(Recorded data)
↓↓↓

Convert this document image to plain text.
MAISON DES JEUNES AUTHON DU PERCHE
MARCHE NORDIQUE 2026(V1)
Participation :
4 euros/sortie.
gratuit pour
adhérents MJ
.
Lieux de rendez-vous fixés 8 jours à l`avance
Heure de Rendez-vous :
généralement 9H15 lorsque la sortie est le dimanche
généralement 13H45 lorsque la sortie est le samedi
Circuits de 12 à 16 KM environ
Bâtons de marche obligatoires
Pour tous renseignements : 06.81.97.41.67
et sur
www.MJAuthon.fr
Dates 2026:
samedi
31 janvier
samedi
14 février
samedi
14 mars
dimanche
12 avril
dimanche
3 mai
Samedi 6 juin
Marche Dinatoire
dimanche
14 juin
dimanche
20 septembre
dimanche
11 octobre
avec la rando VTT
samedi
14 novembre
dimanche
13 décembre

↑↑↑

Task to carry out
Write out the data again, exactly and in full.

Solution for this task
Convert this document image to plain text.
MAISON DES JEUNES AUTHON DU PERCHE
MARCHE NORDIQUE 2026(V1)
Participation :
4 euros/sortie.
gratuit pour
adhérents MJ
.
Lieux de rendez-vous fixés 8 jours à l`avance
Heure de Rendez-vous :
généralement 9H15 lorsque la sortie est le dimanche
généralement 13H45 lorsque la sortie est le samedi
Circuits de 12 à 16 KM environ
Bâtons de marche obligatoires
Pour tous renseignements : 06.81.97.41.67
et sur
www.MJAuthon.fr
Dates 2026:
samedi
31 janvier
samedi
14 février
samedi
14 mars
dimanche
12 avril
dimanche
3 mai
Samedi 6 juin
Marche Dinatoire
dimanche
14 juin
dimanche
20 septembre
dimanche
11 octobre
avec la rando VTT
samedi
14 novembre
dimanche
13 décembre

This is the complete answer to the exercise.